REQUIREMENT
In your copy, include every line of the listing below exactly but none of the pictures.

STORED DATA
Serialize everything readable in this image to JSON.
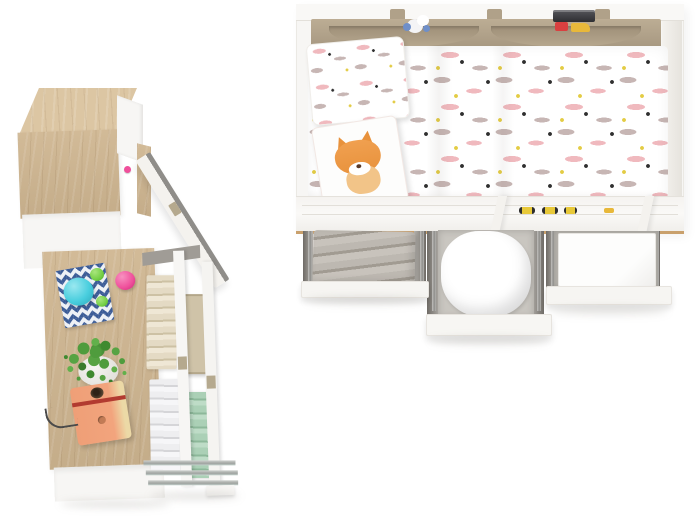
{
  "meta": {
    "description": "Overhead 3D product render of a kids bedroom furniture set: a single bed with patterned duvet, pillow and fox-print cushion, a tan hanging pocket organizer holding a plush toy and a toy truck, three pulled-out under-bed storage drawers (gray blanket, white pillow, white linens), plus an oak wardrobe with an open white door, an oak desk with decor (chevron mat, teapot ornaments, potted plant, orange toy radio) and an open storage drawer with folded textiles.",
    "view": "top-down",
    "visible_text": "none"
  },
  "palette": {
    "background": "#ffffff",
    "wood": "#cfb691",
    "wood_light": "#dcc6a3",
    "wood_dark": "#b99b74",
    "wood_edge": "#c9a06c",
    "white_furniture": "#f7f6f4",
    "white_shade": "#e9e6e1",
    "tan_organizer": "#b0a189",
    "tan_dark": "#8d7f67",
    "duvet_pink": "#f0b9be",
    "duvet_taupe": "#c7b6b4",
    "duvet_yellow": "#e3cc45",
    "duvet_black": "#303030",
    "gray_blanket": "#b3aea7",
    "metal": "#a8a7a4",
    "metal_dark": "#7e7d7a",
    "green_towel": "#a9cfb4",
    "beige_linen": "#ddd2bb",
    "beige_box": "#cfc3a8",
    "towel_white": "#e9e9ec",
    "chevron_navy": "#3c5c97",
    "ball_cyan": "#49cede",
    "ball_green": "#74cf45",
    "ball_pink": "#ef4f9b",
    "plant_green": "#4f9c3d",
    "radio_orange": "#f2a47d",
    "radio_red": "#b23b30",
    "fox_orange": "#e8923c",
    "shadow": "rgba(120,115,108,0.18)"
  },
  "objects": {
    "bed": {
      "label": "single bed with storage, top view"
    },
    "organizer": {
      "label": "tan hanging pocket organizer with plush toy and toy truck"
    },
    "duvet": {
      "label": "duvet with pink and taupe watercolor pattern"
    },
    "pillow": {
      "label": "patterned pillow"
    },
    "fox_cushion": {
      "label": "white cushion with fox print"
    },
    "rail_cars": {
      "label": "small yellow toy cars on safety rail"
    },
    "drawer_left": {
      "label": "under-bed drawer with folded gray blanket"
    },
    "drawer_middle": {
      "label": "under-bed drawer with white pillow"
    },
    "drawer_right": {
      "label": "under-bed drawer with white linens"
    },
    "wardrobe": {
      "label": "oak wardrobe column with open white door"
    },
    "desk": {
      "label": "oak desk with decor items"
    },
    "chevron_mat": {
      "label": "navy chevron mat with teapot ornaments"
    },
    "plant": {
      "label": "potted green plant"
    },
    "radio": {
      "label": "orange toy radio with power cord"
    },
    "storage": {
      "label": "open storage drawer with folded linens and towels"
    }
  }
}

RESPONSE TO THIS TASK
Serialize everything readable in this image to JSON.
{
  "meta": {
    "description": "Overhead 3D product render of a kids bedroom furniture set: a single bed with patterned duvet, pillow and fox-print cushion, a tan hanging pocket organizer holding a plush toy and a toy truck, three pulled-out under-bed storage drawers (gray blanket, white pillow, white linens), plus an oak wardrobe with an open white door, an oak desk with decor (chevron mat, teapot ornaments, potted plant, orange toy radio) and an open storage drawer with folded textiles.",
    "view": "top-down",
    "visible_text": "none"
  },
  "palette": {
    "background": "#ffffff",
    "wood": "#cfb691",
    "wood_light": "#dcc6a3",
    "wood_dark": "#b99b74",
    "wood_edge": "#c9a06c",
    "white_furniture": "#f7f6f4",
    "white_shade": "#e9e6e1",
    "tan_organizer": "#b0a189",
    "tan_dark": "#8d7f67",
    "duvet_pink": "#f0b9be",
    "duvet_taupe": "#c7b6b4",
    "duvet_yellow": "#e3cc45",
    "duvet_black": "#303030",
    "gray_blanket": "#b3aea7",
    "metal": "#a8a7a4",
    "metal_dark": "#7e7d7a",
    "green_towel": "#a9cfb4",
    "beige_linen": "#ddd2bb",
    "beige_box": "#cfc3a8",
    "towel_white": "#e9e9ec",
    "chevron_navy": "#3c5c97",
    "ball_cyan": "#49cede",
    "ball_green": "#74cf45",
    "ball_pink": "#ef4f9b",
    "plant_green": "#4f9c3d",
    "radio_orange": "#f2a47d",
    "radio_red": "#b23b30",
    "fox_orange": "#e8923c",
    "shadow": "rgba(120,115,108,0.18)"
  },
  "objects": {
    "bed": {
      "label": "single bed with storage, top view"
    },
    "organizer": {
      "label": "tan hanging pocket organizer with plush toy and toy truck"
    },
    "duvet": {
      "label": "duvet with pink and taupe watercolor pattern"
    },
    "pillow": {
      "label": "patterned pillow"
    },
    "fox_cushion": {
      "label": "white cushion with fox print"
    },
    "rail_cars": {
      "label": "small yellow toy cars on safety rail"
    },
    "drawer_left": {
      "label": "under-bed drawer with folded gray blanket"
    },
    "drawer_middle": {
      "label": "under-bed drawer with white pillow"
    },
    "drawer_right": {
      "label": "under-bed drawer with white linens"
    },
    "wardrobe": {
      "label": "oak wardrobe column with open white door"
    },
    "desk": {
      "label": "oak desk with decor items"
    },
    "chevron_mat": {
      "label": "navy chevron mat with teapot ornaments"
    },
    "plant": {
      "label": "potted green plant"
    },
    "radio": {
      "label": "orange toy radio with power cord"
    },
    "storage": {
      "label": "open storage drawer with folded linens and towels"
    }
  }
}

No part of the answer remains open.